Data entries:
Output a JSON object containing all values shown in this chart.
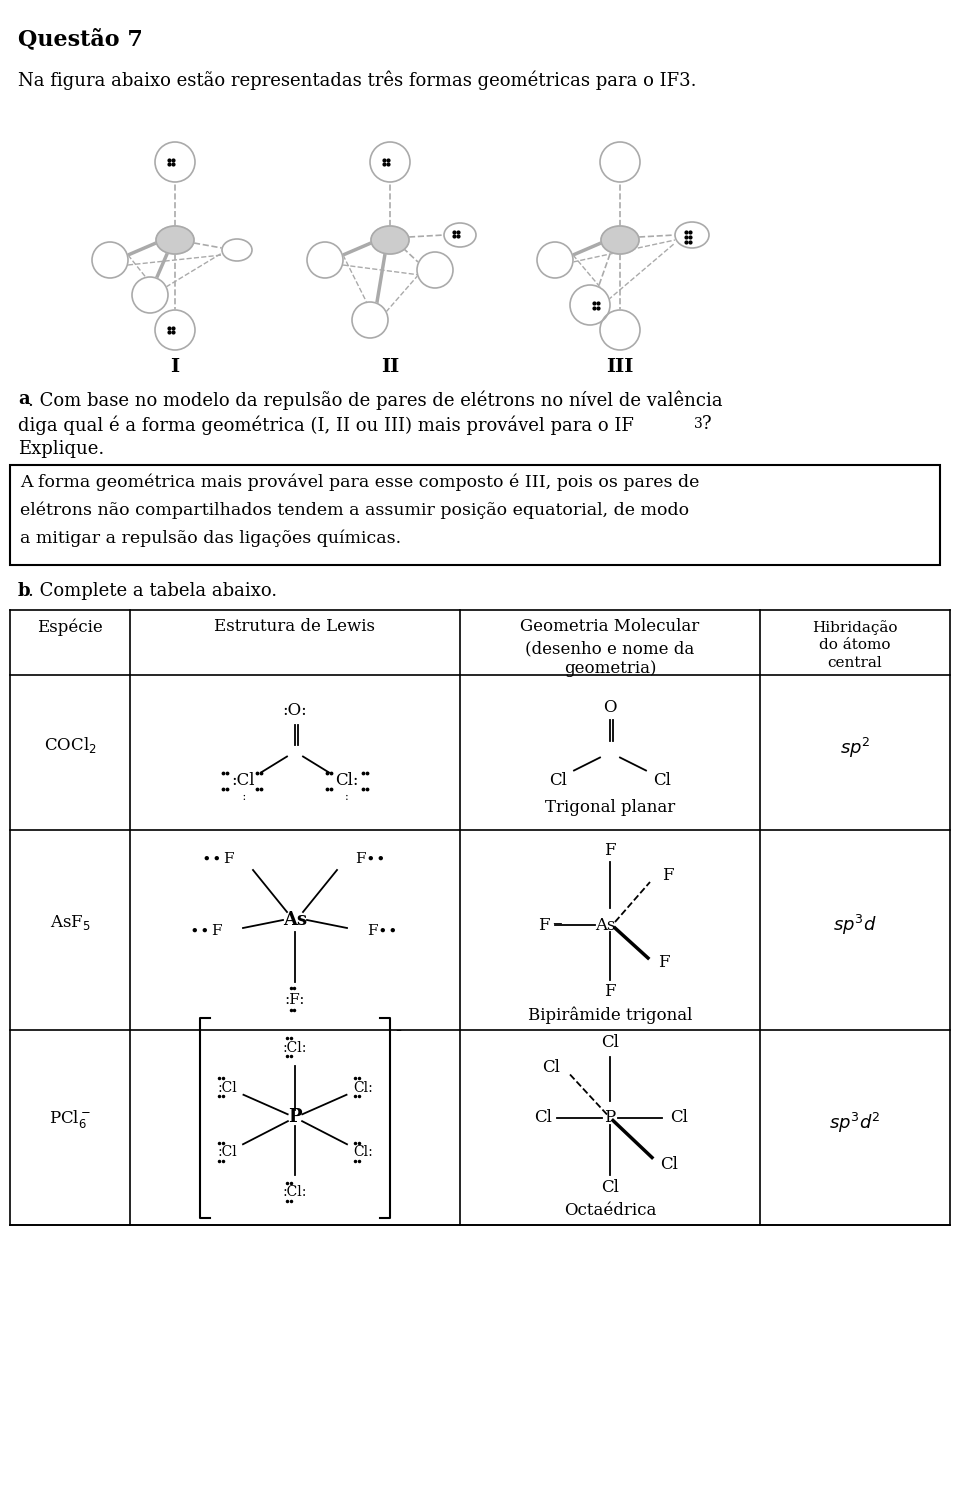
{
  "title": "Questão 7",
  "intro_text": "Na figura abaixo estão representadas três formas geométricas para o IF3.",
  "question_a_label": "a",
  "question_a_text": ". Com base no modelo da repulsão de pares de elétrons no nível de valência\ndiga qual é a forma geométrica (I, II ou III) mais provável para o IF",
  "question_a_sub": "3",
  "question_a_end": "?\nExplique.",
  "answer_box_text": "A forma geométrica mais provável para esse composto é III, pois os pares de\nelétrons não compartilhados tendem a assumir posição equatorial, de modo\na mitigar a repulsão das ligações químicas.",
  "question_b_label": "b",
  "question_b_text": ". Complete a tabela abaixo.",
  "bg_color": "#ffffff",
  "text_color": "#000000",
  "fig_labels": [
    "I",
    "II",
    "III"
  ]
}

Problem to work on:
Reproduce the listing exactly. Leave its pictures out.

Task result:
Output a JSON object containing all values shown in this chart.
{
  "title": "Questão 7",
  "intro_text": "Na figura abaixo estão representadas três formas geométricas para o IF3.",
  "question_a_label": "a",
  "question_a_text": ". Com base no modelo da repulsão de pares de elétrons no nível de valência\ndiga qual é a forma geométrica (I, II ou III) mais provável para o IF",
  "question_a_sub": "3",
  "question_a_end": "?\nExplique.",
  "answer_box_text": "A forma geométrica mais provável para esse composto é III, pois os pares de\nelétrons não compartilhados tendem a assumir posição equatorial, de modo\na mitigar a repulsão das ligações químicas.",
  "question_b_label": "b",
  "question_b_text": ". Complete a tabela abaixo.",
  "bg_color": "#ffffff",
  "text_color": "#000000",
  "fig_labels": [
    "I",
    "II",
    "III"
  ]
}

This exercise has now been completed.